> Material to process:
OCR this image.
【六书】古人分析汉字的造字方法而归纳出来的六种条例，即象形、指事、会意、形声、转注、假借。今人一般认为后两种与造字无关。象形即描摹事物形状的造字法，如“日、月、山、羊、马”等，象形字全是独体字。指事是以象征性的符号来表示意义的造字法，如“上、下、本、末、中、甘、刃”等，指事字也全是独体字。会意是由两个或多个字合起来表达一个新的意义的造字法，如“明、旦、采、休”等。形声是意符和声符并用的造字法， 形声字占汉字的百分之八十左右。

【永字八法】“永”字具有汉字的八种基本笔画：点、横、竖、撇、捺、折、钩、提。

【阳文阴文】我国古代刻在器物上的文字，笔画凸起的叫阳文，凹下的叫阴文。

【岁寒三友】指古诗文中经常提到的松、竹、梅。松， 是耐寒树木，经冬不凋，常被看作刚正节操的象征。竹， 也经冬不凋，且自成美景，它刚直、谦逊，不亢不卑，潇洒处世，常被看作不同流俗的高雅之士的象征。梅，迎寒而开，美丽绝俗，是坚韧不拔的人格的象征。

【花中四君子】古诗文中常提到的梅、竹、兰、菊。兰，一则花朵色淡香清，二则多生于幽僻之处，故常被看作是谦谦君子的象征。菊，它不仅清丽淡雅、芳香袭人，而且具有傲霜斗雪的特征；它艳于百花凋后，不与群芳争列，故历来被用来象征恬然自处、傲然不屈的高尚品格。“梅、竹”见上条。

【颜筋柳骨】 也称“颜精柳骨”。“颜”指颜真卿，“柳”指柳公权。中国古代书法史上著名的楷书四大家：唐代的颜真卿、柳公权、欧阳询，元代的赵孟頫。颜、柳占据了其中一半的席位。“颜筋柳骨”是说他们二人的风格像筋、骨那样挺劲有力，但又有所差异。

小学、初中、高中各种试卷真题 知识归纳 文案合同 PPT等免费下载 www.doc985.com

> What to produce: Go through the records above and set each one down exactly, please.

> Task solution:
OCR this image.
【六书】古人分析汉字的造字方法而归纳出来的六种条例，即象形、指事、会意、形声、转注、假借。今人一般认为后两种与造字无关。象形即描摹事物形状的造字法，如“日、月、山、羊、马”等，象形字全是独体字。指事是以象征性的符号来表示意义的造字法，如“上、下、本、末、中、甘、刃”等，指事字也全是独体字。会意是由两个或多个字合起来表达一个新的意义的造字法，如“明、旦、采、休”等。形声是意符和声符并用的造字法， 形声字占汉字的百分之八十左右。

【永字八法】“永”字具有汉字的八种基本笔画：点、横、竖、撇、捺、折、钩、提。

【阳文阴文】我国古代刻在器物上的文字，笔画凸起的叫阳文，凹下的叫阴文。

【岁寒三友】指古诗文中经常提到的松、竹、梅。松， 是耐寒树木，经冬不凋，常被看作刚正节操的象征。竹， 也经冬不凋，且自成美景，它刚直、谦逊，不亢不卑，潇洒处世，常被看作不同流俗的高雅之士的象征。梅，迎寒而开，美丽绝俗，是坚韧不拔的人格的象征。

【花中四君子】古诗文中常提到的梅、竹、兰、菊。兰，一则花朵色淡香清，二则多生于幽僻之处，故常被看作是谦谦君子的象征。菊，它不仅清丽淡雅、芳香袭人，而且具有傲霜斗雪的特征；它艳于百花凋后，不与群芳争列，故历来被用来象征恬然自处、傲然不屈的高尚品格。“梅、竹”见上条。

【颜筋柳骨】 也称“颜精柳骨”。“颜”指颜真卿，“柳”指柳公权。中国古代书法史上著名的楷书四大家：唐代的颜真卿、柳公权、欧阳询，元代的赵孟頫。颜、柳占据了其中一半的席位。“颜筋柳骨”是说他们二人的风格像筋、骨那样挺劲有力，但又有所差异。

小学、初中、高中各种试卷真题 知识归纳 文案合同 PPT等免费下载 www.doc985.com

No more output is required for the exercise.